[start]

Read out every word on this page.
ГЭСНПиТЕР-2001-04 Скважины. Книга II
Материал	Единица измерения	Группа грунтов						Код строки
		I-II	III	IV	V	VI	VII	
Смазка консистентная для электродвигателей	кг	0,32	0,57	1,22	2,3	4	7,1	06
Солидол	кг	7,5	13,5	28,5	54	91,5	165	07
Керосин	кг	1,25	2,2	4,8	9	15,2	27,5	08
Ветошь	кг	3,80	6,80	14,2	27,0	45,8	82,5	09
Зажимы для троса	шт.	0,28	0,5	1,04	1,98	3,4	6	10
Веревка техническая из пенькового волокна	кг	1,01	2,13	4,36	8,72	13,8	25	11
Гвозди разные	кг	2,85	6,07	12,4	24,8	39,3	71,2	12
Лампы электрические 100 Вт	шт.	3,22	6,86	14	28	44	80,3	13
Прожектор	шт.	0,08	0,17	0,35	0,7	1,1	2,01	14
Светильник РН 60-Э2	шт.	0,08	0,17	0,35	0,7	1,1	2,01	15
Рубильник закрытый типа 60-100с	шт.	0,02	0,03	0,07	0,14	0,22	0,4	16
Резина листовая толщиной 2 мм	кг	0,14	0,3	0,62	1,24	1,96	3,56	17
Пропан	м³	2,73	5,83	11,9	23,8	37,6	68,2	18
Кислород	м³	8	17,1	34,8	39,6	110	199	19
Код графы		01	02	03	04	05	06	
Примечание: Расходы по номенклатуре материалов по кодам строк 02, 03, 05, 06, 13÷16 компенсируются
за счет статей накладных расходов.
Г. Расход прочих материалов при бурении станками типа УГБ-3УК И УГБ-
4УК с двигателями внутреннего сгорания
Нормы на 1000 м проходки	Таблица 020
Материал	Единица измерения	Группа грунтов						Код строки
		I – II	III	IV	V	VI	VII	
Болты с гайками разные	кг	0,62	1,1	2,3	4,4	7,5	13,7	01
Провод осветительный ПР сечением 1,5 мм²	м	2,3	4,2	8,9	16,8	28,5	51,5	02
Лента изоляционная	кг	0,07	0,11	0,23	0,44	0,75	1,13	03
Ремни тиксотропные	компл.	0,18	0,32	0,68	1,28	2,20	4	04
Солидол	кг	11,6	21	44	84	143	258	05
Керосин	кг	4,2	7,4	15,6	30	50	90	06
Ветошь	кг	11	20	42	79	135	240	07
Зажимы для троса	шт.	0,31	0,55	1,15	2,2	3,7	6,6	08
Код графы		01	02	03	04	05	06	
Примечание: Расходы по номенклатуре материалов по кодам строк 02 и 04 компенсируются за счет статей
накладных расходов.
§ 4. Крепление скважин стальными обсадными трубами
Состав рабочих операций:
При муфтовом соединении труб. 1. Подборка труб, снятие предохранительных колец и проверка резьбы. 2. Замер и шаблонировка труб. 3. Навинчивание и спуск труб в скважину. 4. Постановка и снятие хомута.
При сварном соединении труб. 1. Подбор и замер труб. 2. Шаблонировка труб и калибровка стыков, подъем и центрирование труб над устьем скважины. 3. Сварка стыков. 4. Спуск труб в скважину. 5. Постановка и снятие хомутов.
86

[end]
[start]

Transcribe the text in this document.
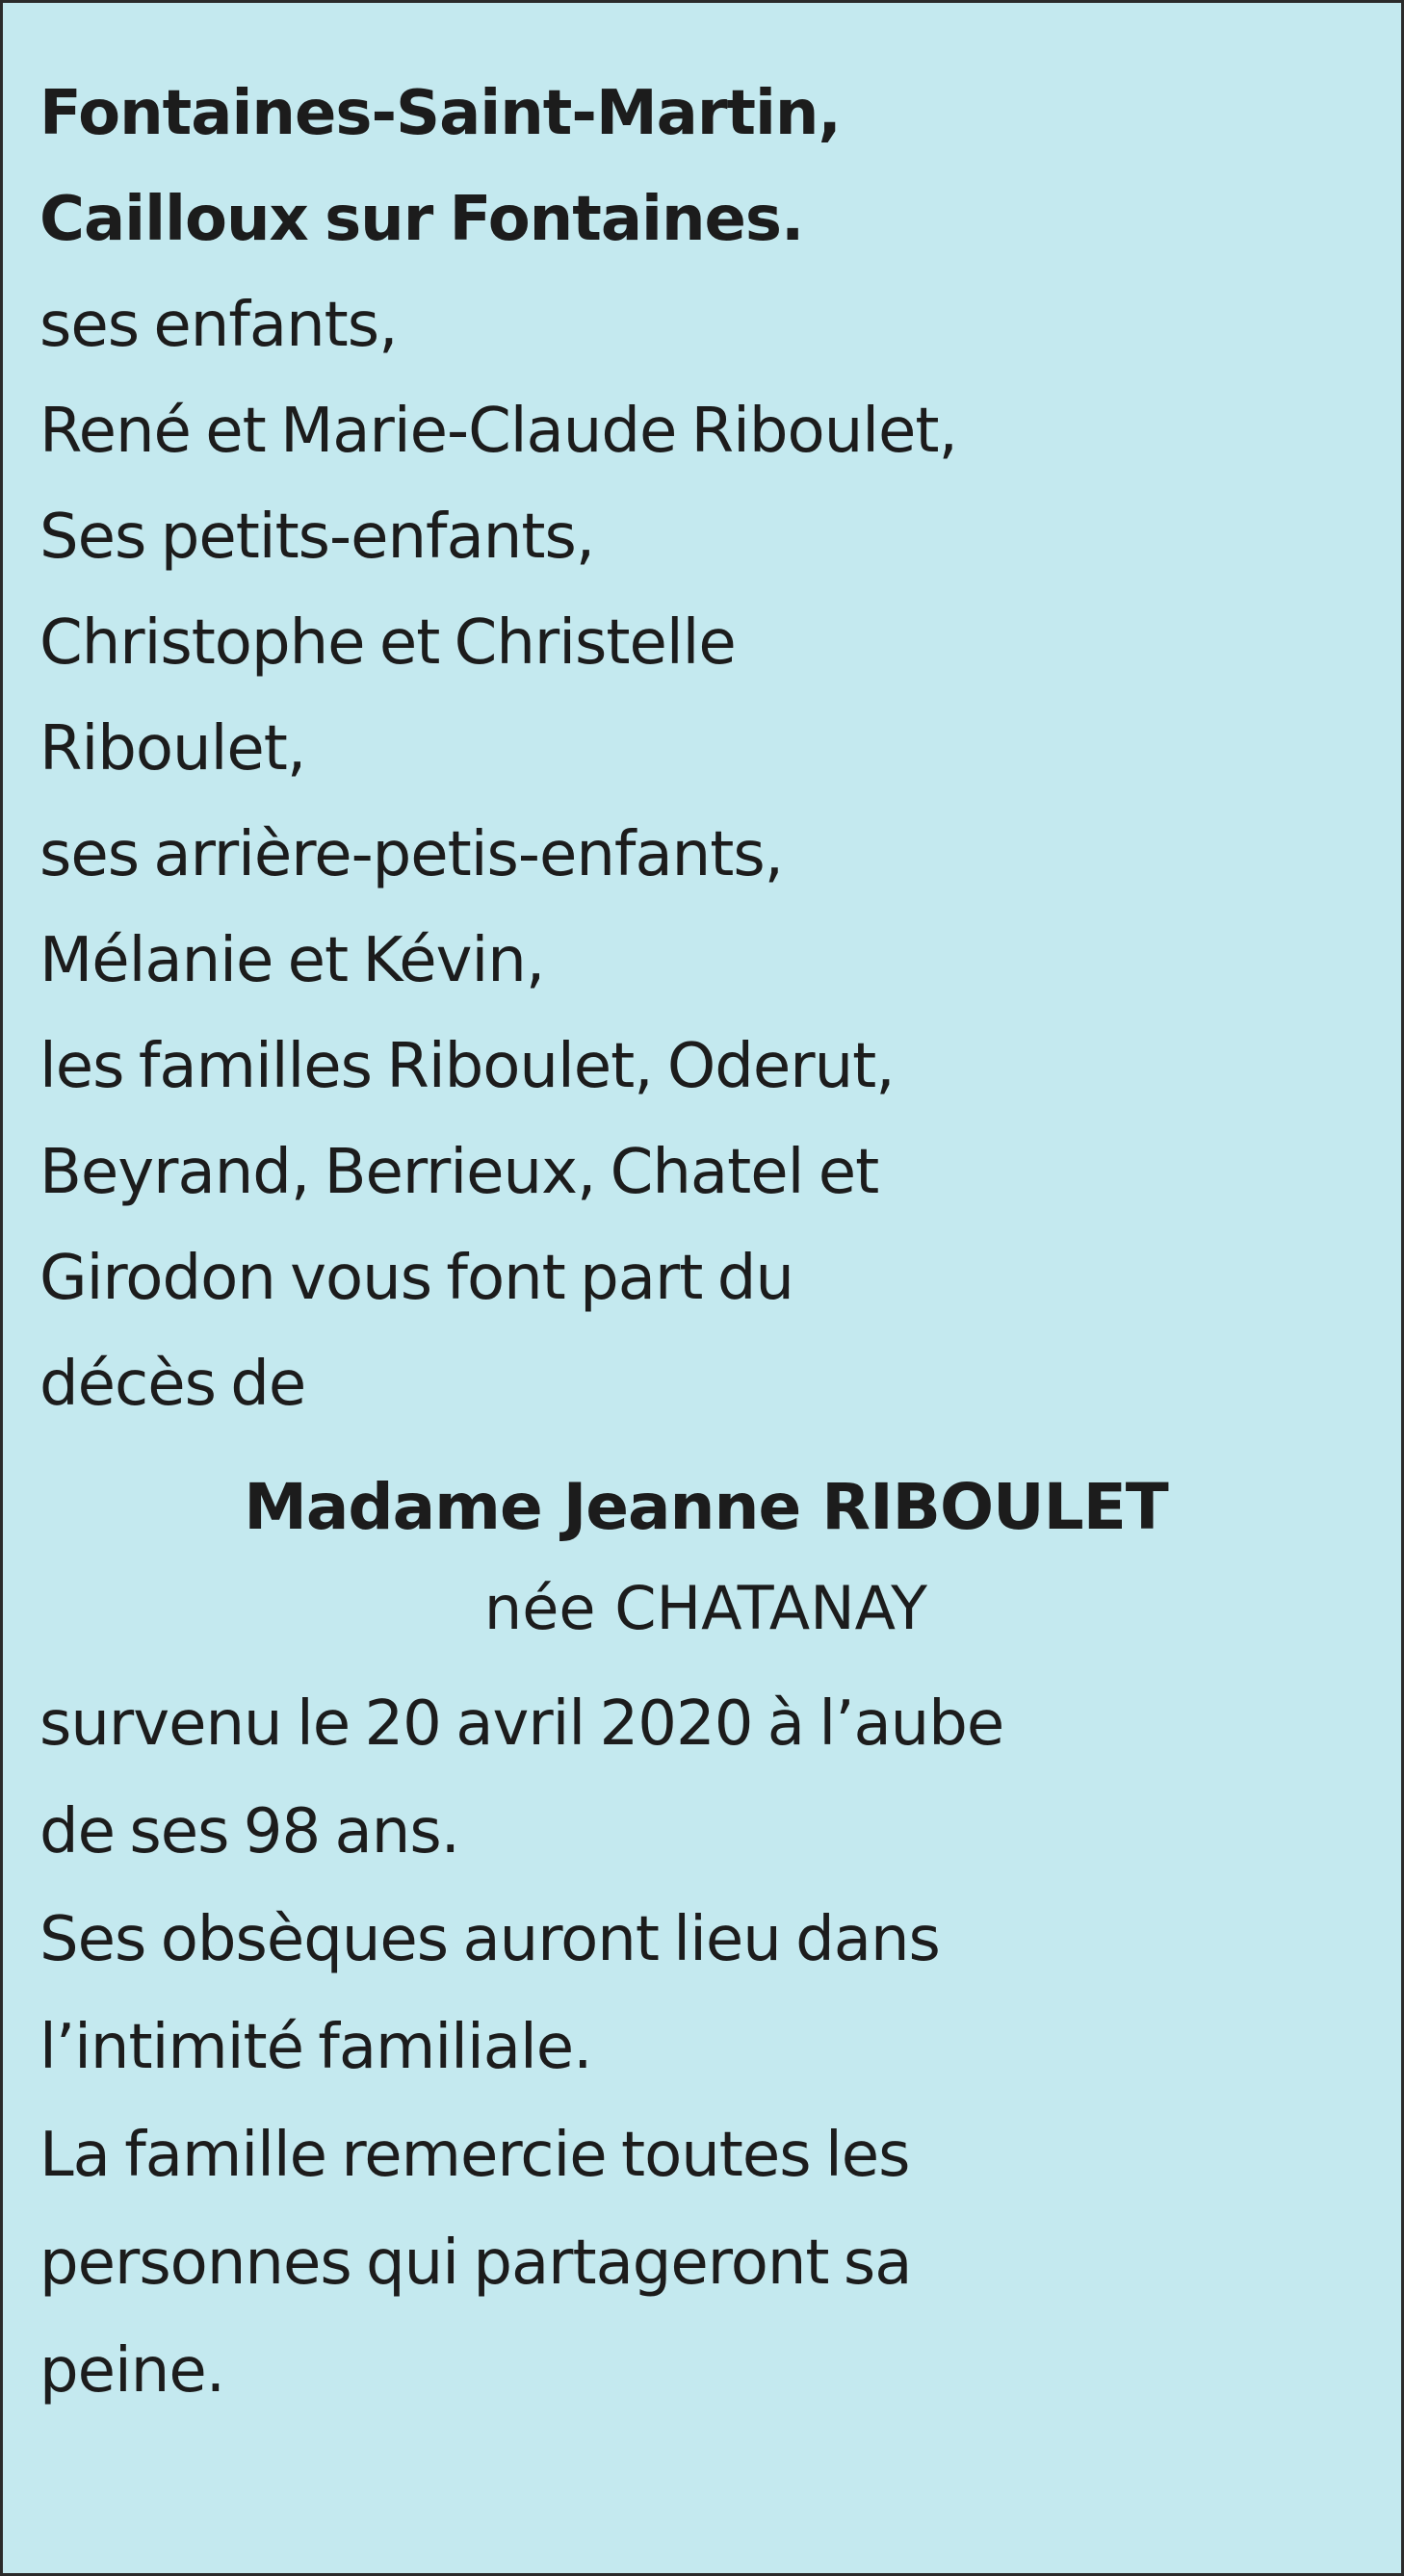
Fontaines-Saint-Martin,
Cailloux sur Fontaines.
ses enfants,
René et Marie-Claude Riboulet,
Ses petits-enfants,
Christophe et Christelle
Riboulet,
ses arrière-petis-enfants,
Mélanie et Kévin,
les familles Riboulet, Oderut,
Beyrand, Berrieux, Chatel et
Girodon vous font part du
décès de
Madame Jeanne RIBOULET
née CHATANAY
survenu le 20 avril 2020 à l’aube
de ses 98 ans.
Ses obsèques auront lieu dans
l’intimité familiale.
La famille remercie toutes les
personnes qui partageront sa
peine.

[end]

• STATED GOAL: Answer only with how many lines in the records include "разные".

• THE RESULT: 2